Directive: Your task is to extract every entry that follows word for word while excluding the pictures.

Source records:
###

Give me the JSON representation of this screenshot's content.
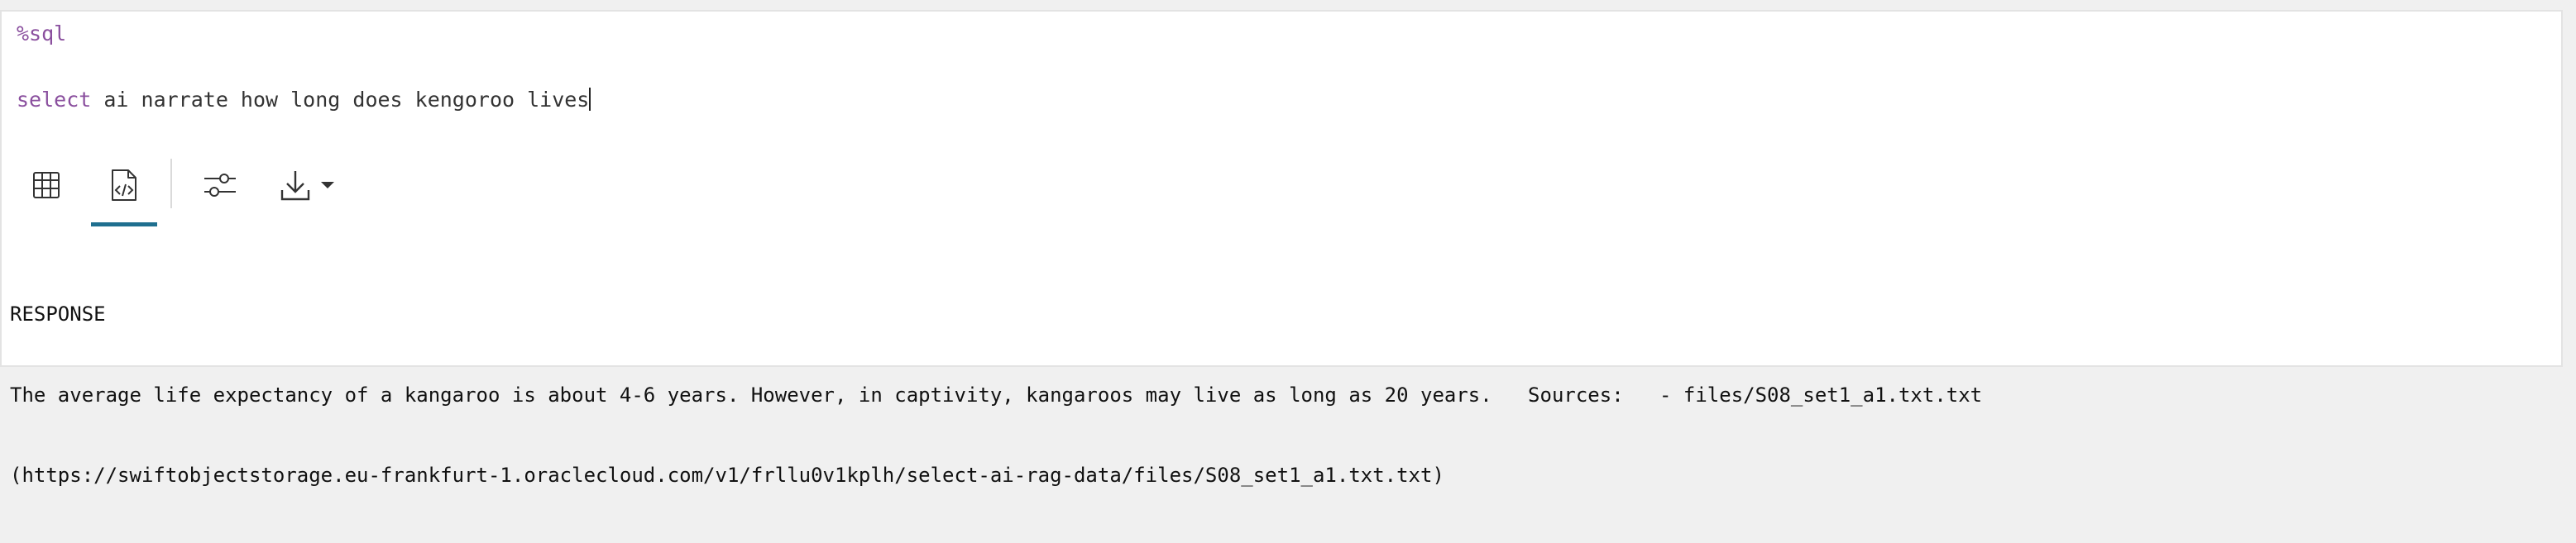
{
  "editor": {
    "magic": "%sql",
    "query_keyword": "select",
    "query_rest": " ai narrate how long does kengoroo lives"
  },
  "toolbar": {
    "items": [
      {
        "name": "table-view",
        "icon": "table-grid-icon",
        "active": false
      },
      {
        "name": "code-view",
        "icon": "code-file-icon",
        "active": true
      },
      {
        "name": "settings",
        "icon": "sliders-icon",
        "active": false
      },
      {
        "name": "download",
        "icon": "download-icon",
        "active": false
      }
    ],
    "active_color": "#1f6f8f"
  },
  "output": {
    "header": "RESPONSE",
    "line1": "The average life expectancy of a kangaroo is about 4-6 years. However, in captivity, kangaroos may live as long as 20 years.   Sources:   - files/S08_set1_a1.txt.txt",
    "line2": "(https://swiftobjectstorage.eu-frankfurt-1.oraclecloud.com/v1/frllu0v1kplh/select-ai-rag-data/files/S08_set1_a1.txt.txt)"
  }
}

###

Solution to the exercise:
Give me the JSON representation of this screenshot's content.
{
  "editor": {
    "magic": "%sql",
    "query_keyword": "select",
    "query_rest": " ai narrate how long does kengoroo lives"
  },
  "toolbar": {
    "items": [
      {
        "name": "table-view",
        "icon": "table-grid-icon",
        "active": false
      },
      {
        "name": "code-view",
        "icon": "code-file-icon",
        "active": true
      },
      {
        "name": "settings",
        "icon": "sliders-icon",
        "active": false
      },
      {
        "name": "download",
        "icon": "download-icon",
        "active": false
      }
    ],
    "active_color": "#1f6f8f"
  },
  "output": {
    "header": "RESPONSE",
    "line1": "The average life expectancy of a kangaroo is about 4-6 years. However, in captivity, kangaroos may live as long as 20 years.   Sources:   - files/S08_set1_a1.txt.txt",
    "line2": "(https://swiftobjectstorage.eu-frankfurt-1.oraclecloud.com/v1/frllu0v1kplh/select-ai-rag-data/files/S08_set1_a1.txt.txt)"
  }
}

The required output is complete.